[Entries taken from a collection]
▼
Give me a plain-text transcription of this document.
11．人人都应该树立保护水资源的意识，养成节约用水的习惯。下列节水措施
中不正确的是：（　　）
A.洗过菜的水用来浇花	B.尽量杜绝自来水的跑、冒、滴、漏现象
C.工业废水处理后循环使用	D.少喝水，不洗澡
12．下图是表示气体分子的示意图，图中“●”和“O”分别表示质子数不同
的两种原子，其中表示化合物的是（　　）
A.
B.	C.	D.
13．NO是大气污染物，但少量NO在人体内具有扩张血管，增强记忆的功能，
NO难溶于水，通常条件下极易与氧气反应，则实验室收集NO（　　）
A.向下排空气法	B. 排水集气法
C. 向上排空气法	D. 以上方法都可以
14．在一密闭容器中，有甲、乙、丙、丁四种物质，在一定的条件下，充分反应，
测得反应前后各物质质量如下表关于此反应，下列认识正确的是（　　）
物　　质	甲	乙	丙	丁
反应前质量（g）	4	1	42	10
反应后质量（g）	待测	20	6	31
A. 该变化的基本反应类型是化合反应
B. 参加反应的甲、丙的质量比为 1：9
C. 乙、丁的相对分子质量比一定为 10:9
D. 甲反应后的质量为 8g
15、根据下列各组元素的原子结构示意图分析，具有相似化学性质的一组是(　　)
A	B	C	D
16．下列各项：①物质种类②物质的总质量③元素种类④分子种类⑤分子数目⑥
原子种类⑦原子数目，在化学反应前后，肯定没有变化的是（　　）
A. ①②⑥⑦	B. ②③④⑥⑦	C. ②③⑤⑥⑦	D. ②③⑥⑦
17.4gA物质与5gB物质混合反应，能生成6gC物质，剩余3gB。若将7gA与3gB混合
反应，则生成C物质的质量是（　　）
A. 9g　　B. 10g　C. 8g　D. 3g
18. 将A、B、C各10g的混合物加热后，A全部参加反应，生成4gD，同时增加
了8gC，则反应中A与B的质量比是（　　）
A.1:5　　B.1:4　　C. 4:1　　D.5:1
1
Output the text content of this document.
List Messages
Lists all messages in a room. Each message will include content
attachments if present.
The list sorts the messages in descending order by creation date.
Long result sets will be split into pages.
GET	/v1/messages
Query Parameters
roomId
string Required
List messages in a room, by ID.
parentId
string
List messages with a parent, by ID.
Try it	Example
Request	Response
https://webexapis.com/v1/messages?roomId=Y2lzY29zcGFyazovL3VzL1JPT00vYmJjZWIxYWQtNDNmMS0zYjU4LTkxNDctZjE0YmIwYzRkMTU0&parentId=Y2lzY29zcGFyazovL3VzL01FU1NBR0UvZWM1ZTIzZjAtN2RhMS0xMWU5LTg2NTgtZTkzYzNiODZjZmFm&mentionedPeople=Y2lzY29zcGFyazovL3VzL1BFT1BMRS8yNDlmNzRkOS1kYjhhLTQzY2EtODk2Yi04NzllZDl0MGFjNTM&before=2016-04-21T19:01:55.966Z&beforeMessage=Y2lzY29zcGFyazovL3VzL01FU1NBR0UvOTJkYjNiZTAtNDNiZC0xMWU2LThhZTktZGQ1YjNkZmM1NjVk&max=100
▲
Set task: All records above must be set down exactly, please.

Written solution:
Give me a plain-text transcription of this document.
11．人人都应该树立保护水资源的意识，养成节约用水的习惯。下列节水措施
中不正确的是：（　　）
A.洗过菜的水用来浇花	B.尽量杜绝自来水的跑、冒、滴、漏现象
C.工业废水处理后循环使用	D.少喝水，不洗澡
12．下图是表示气体分子的示意图，图中“●”和“O”分别表示质子数不同
的两种原子，其中表示化合物的是（　　）
A.
B.	C.	D.
13．NO是大气污染物，但少量NO在人体内具有扩张血管，增强记忆的功能，
NO难溶于水，通常条件下极易与氧气反应，则实验室收集NO（　　）
A.向下排空气法	B. 排水集气法
C. 向上排空气法	D. 以上方法都可以
14．在一密闭容器中，有甲、乙、丙、丁四种物质，在一定的条件下，充分反应，
测得反应前后各物质质量如下表关于此反应，下列认识正确的是（　　）
物　　质	甲	乙	丙	丁
反应前质量（g）	4	1	42	10
反应后质量（g）	待测	20	6	31
A. 该变化的基本反应类型是化合反应
B. 参加反应的甲、丙的质量比为 1：9
C. 乙、丁的相对分子质量比一定为 10:9
D. 甲反应后的质量为 8g
15、根据下列各组元素的原子结构示意图分析，具有相似化学性质的一组是(　　)
A	B	C	D
16．下列各项：①物质种类②物质的总质量③元素种类④分子种类⑤分子数目⑥
原子种类⑦原子数目，在化学反应前后，肯定没有变化的是（　　）
A. ①②⑥⑦	B. ②③④⑥⑦	C. ②③⑤⑥⑦	D. ②③⑥⑦
17.4gA物质与5gB物质混合反应，能生成6gC物质，剩余3gB。若将7gA与3gB混合
反应，则生成C物质的质量是（　　）
A. 9g　　B. 10g　C. 8g　D. 3g
18. 将A、B、C各10g的混合物加热后，A全部参加反应，生成4gD，同时增加
了8gC，则反应中A与B的质量比是（　　）
A.1:5　　B.1:4　　C. 4:1　　D.5:1
1
Output the text content of this document.
List Messages
Lists all messages in a room. Each message will include content
attachments if present.
The list sorts the messages in descending order by creation date.
Long result sets will be split into pages.
GET	/v1/messages
Query Parameters
roomId
string Required
List messages in a room, by ID.
parentId
string
List messages with a parent, by ID.
Try it	Example
Request	Response
https://webexapis.com/v1/messages?roomId=Y2lzY29zcGFyazovL3VzL1JPT00vYmJjZWIxYWQtNDNmMS0zYjU4LTkxNDctZjE0YmIwYzRkMTU0&parentId=Y2lzY29zcGFyazovL3VzL01FU1NBR0UvZWM1ZTIzZjAtN2RhMS0xMWU5LTg2NTgtZTkzYzNiODZjZmFm&mentionedPeople=Y2lzY29zcGFyazovL3VzL1BFT1BMRS8yNDlmNzRkOS1kYjhhLTQzY2EtODk2Yi04NzllZDl0MGFjNTM&before=2016-04-21T19:01:55.966Z&beforeMessage=Y2lzY29zcGFyazovL3VzL01FU1NBR0UvOTJkYjNiZTAtNDNiZC0xMWU2LThhZTktZGQ1YjNkZmM1NjVk&max=100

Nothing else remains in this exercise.